§ Task to carry out
Wherever a line below holds the word "JSON", copy that line.

§ Rows from a figure dataset

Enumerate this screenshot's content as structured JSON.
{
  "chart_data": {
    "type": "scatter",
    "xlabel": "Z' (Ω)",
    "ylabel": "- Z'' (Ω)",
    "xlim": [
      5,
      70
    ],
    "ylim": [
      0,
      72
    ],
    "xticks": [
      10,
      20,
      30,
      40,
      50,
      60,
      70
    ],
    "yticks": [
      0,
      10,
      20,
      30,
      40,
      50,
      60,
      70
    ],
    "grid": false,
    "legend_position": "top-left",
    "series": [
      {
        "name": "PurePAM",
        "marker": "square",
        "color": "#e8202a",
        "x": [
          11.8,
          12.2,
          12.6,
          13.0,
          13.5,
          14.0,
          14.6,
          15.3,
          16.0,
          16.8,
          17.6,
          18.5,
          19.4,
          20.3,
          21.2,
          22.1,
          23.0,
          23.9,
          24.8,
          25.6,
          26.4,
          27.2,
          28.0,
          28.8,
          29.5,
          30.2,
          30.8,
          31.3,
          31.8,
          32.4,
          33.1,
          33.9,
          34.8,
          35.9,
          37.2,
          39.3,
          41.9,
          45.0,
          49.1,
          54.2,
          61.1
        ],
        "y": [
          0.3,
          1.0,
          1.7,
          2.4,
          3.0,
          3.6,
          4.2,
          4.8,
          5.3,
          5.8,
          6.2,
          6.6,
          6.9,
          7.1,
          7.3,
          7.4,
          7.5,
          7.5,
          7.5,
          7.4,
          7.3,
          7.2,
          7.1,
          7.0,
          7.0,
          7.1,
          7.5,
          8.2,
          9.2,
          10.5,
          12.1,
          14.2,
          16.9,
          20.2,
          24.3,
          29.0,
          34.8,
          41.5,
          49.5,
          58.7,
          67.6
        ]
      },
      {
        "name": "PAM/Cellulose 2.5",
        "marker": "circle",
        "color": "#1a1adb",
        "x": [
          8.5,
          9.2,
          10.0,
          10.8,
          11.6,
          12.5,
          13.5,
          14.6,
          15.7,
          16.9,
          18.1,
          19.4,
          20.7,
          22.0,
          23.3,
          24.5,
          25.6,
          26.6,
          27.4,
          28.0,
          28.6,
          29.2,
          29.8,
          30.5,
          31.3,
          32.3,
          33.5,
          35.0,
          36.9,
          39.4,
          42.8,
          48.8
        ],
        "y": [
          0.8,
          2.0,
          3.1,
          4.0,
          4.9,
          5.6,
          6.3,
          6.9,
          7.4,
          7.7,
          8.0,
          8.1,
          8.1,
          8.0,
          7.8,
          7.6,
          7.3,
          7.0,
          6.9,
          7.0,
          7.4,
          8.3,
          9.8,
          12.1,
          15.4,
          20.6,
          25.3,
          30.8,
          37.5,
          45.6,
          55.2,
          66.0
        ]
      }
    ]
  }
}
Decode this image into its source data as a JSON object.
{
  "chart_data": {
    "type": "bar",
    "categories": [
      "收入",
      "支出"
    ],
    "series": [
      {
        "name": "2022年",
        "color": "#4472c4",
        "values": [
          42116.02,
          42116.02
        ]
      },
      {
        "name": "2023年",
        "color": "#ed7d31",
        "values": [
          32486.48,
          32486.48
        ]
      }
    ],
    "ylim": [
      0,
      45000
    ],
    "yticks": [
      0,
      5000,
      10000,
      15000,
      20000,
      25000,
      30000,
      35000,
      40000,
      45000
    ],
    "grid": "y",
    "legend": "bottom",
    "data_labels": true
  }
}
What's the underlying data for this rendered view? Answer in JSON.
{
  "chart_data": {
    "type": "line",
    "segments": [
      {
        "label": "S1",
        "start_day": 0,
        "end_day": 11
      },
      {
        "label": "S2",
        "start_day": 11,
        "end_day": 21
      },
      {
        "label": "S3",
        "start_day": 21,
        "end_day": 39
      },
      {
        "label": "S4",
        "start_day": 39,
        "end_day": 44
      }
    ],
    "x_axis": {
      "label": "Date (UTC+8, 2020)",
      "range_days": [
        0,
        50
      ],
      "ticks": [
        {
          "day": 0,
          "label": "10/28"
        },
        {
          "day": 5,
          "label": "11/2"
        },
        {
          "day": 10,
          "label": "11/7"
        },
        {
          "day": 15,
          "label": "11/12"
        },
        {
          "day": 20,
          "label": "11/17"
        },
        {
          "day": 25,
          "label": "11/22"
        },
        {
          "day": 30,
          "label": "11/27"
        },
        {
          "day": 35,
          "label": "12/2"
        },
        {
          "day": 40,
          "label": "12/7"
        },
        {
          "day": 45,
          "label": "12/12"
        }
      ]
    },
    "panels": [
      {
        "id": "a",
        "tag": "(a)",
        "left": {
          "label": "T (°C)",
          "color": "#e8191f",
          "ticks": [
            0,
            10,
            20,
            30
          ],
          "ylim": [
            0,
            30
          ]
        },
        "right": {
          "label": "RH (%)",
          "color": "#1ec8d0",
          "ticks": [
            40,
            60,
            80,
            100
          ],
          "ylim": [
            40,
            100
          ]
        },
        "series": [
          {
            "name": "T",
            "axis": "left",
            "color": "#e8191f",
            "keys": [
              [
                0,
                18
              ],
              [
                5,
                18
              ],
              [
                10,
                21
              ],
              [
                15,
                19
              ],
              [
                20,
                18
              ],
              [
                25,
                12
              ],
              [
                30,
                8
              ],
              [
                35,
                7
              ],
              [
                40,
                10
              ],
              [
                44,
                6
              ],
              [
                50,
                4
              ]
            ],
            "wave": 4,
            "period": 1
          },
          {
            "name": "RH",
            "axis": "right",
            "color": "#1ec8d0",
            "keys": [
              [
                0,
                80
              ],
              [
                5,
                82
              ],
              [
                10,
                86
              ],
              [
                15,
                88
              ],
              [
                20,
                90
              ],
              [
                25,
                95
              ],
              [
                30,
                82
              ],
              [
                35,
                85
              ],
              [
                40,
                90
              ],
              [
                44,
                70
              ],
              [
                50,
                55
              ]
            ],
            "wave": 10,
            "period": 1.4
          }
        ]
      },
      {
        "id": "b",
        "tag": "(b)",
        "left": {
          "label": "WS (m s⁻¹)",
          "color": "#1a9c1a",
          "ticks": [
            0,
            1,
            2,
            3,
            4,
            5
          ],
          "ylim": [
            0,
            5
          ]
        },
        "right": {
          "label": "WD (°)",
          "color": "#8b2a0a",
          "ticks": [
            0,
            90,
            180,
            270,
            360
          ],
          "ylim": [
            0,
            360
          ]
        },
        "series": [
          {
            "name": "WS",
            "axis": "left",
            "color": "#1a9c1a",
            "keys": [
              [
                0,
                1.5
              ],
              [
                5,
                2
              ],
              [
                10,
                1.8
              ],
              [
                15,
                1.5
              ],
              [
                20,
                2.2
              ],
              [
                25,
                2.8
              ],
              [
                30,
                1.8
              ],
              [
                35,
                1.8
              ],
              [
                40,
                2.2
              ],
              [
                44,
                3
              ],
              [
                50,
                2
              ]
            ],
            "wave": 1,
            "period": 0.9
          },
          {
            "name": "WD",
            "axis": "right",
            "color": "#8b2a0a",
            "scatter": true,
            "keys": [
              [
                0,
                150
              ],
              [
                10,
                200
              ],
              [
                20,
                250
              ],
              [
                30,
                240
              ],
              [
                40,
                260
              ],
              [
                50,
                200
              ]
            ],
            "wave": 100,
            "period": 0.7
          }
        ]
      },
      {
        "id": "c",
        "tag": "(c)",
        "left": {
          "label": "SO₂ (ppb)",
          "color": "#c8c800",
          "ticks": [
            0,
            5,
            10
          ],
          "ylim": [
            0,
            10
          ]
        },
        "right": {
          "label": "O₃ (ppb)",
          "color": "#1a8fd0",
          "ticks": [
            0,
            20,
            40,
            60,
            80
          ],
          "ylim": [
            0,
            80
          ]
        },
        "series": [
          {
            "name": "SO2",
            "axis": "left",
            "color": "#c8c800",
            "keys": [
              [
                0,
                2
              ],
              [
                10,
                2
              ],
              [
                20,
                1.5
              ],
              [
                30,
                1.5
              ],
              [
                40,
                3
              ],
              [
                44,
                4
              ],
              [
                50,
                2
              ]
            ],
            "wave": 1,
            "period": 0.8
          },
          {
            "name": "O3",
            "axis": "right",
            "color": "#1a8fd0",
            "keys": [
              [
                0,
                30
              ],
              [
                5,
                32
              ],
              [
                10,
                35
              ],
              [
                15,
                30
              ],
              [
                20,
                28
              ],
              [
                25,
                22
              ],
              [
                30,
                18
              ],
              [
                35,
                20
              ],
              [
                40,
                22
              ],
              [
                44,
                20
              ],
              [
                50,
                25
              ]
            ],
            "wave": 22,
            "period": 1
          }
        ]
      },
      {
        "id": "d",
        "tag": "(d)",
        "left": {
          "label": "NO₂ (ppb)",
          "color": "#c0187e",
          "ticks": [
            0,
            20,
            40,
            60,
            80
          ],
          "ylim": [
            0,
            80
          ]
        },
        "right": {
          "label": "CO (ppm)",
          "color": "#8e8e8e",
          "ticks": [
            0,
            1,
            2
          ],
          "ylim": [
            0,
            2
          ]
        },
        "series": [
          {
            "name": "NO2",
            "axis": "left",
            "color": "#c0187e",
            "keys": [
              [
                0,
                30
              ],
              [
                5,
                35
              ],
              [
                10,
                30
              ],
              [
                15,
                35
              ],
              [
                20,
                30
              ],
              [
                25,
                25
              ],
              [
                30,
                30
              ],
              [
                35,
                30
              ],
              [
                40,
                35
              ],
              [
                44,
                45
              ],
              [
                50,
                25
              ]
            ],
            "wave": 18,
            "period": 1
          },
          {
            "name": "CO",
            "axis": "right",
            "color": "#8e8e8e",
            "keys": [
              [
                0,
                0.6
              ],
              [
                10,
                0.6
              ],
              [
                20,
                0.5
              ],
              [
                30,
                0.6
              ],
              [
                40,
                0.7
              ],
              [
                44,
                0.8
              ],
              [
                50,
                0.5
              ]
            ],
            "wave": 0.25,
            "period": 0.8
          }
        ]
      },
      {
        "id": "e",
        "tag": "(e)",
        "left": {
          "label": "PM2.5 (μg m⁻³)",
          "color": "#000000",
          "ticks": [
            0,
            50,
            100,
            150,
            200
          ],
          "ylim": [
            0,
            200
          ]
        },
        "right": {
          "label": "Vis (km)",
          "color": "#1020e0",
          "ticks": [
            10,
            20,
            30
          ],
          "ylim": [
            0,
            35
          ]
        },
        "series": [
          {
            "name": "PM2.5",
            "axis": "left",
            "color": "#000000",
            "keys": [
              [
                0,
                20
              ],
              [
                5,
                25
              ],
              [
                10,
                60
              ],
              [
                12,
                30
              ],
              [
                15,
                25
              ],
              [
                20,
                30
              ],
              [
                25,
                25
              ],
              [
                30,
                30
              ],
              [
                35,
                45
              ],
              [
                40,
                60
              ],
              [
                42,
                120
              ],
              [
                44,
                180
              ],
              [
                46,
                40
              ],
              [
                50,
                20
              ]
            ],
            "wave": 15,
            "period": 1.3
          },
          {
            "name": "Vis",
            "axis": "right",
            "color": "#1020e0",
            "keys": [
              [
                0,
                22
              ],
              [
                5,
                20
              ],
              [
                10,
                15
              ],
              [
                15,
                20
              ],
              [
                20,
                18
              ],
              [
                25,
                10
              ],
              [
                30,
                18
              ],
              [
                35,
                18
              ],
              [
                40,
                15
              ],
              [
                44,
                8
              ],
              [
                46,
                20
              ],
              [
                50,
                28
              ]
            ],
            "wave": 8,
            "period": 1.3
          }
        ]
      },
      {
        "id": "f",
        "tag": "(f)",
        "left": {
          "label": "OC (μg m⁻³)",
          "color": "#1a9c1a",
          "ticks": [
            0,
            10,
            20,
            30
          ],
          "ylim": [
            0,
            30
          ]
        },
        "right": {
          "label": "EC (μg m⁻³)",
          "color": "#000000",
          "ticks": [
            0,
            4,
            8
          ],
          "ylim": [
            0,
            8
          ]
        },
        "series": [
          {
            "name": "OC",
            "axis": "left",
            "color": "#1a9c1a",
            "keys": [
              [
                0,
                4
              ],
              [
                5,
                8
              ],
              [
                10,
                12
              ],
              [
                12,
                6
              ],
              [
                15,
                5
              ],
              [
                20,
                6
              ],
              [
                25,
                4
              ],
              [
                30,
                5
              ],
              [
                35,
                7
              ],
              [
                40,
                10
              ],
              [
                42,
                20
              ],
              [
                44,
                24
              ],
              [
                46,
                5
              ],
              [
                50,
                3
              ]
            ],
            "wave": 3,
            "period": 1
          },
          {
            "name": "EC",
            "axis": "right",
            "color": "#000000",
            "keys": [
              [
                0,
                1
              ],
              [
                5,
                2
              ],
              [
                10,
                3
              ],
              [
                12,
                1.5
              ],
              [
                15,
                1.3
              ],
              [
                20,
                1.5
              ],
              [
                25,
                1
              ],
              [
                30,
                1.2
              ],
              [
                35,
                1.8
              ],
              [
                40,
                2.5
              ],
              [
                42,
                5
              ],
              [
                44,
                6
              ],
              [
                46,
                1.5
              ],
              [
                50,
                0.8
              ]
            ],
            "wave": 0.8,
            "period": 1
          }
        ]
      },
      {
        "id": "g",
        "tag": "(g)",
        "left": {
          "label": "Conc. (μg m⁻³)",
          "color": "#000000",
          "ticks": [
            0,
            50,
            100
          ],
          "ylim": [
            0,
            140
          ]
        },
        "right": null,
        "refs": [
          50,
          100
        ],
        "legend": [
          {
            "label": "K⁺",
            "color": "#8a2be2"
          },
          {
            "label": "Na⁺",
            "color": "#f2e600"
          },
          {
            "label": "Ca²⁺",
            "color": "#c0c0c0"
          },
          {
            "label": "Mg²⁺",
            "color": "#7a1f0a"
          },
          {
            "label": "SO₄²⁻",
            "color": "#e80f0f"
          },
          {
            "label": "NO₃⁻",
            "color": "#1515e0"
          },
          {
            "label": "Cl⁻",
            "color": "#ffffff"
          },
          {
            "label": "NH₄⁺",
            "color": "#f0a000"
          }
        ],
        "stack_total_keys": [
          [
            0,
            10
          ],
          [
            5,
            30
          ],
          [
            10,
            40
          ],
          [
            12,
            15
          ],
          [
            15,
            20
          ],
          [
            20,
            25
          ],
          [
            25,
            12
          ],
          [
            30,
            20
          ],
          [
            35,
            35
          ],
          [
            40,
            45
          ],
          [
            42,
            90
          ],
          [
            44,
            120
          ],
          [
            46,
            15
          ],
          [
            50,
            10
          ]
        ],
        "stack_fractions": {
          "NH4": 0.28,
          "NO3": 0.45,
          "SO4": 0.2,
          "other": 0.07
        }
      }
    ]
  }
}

§ Exercise response
Enumerate this screenshot's content as structured JSON.
Decode this image into its source data as a JSON object.
What's the underlying data for this rendered view? Answer in JSON.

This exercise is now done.